* Goal *
Could you print every record below exactly as it appears?
START Provided data
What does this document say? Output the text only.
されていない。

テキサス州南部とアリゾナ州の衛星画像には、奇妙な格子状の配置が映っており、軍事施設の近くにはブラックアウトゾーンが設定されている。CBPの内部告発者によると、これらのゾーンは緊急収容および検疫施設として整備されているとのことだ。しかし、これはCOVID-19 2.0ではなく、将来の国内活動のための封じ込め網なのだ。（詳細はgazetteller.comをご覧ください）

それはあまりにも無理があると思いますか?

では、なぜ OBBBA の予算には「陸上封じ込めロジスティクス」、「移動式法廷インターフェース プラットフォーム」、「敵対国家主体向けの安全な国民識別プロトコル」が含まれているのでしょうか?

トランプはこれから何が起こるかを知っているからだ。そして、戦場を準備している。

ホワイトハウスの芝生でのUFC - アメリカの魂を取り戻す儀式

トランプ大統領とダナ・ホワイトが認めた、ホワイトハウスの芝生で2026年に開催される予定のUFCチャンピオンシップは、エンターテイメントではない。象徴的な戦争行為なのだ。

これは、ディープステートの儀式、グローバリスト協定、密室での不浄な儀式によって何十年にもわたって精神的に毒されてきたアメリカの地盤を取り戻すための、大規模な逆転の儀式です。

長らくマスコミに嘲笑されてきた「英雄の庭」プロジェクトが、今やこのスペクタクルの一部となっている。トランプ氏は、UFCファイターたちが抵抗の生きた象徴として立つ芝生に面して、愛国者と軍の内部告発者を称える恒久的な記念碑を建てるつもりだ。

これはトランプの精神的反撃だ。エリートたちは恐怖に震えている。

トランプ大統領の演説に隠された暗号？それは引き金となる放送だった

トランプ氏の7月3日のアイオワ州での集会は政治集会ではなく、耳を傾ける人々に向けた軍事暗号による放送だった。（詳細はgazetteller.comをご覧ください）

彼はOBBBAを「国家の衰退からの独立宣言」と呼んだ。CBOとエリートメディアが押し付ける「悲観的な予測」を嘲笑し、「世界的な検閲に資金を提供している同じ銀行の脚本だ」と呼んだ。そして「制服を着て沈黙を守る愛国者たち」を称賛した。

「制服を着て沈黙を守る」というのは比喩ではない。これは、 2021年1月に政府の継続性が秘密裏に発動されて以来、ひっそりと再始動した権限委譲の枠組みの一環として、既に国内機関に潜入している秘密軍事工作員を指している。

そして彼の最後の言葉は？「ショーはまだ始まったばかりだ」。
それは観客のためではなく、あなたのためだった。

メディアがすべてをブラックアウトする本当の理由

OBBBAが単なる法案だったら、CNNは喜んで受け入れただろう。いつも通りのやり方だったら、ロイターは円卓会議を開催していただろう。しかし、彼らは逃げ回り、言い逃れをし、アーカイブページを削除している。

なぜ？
END Provided data
* Full output *
What does this document say? Output the text only.
されていない。

テキサス州南部とアリゾナ州の衛星画像には、奇妙な格子状の配置が映っており、軍事施設の近くにはブラックアウトゾーンが設定されている。CBPの内部告発者によると、これらのゾーンは緊急収容および検疫施設として整備されているとのことだ。しかし、これはCOVID-19 2.0ではなく、将来の国内活動のための封じ込め網なのだ。（詳細はgazetteller.comをご覧ください）

それはあまりにも無理があると思いますか?

では、なぜ OBBBA の予算には「陸上封じ込めロジスティクス」、「移動式法廷インターフェース プラットフォーム」、「敵対国家主体向けの安全な国民識別プロトコル」が含まれているのでしょうか?

トランプはこれから何が起こるかを知っているからだ。そして、戦場を準備している。

ホワイトハウスの芝生でのUFC - アメリカの魂を取り戻す儀式

トランプ大統領とダナ・ホワイトが認めた、ホワイトハウスの芝生で2026年に開催される予定のUFCチャンピオンシップは、エンターテイメントではない。象徴的な戦争行為なのだ。

これは、ディープステートの儀式、グローバリスト協定、密室での不浄な儀式によって何十年にもわたって精神的に毒されてきたアメリカの地盤を取り戻すための、大規模な逆転の儀式です。

長らくマスコミに嘲笑されてきた「英雄の庭」プロジェクトが、今やこのスペクタクルの一部となっている。トランプ氏は、UFCファイターたちが抵抗の生きた象徴として立つ芝生に面して、愛国者と軍の内部告発者を称える恒久的な記念碑を建てるつもりだ。

これはトランプの精神的反撃だ。エリートたちは恐怖に震えている。

トランプ大統領の演説に隠された暗号？それは引き金となる放送だった

トランプ氏の7月3日のアイオワ州での集会は政治集会ではなく、耳を傾ける人々に向けた軍事暗号による放送だった。（詳細はgazetteller.comをご覧ください）

彼はOBBBAを「国家の衰退からの独立宣言」と呼んだ。CBOとエリートメディアが押し付ける「悲観的な予測」を嘲笑し、「世界的な検閲に資金を提供している同じ銀行の脚本だ」と呼んだ。そして「制服を着て沈黙を守る愛国者たち」を称賛した。

「制服を着て沈黙を守る」というのは比喩ではない。これは、 2021年1月に政府の継続性が秘密裏に発動されて以来、ひっそりと再始動した権限委譲の枠組みの一環として、既に国内機関に潜入している秘密軍事工作員を指している。

そして彼の最後の言葉は？「ショーはまだ始まったばかりだ」。
それは観客のためではなく、あなたのためだった。

メディアがすべてをブラックアウトする本当の理由

OBBBAが単なる法案だったら、CNNは喜んで受け入れただろう。いつも通りのやり方だったら、ロイターは円卓会議を開催していただろう。しかし、彼らは逃げ回り、言い逃れをし、アーカイブページを削除している。

なぜ？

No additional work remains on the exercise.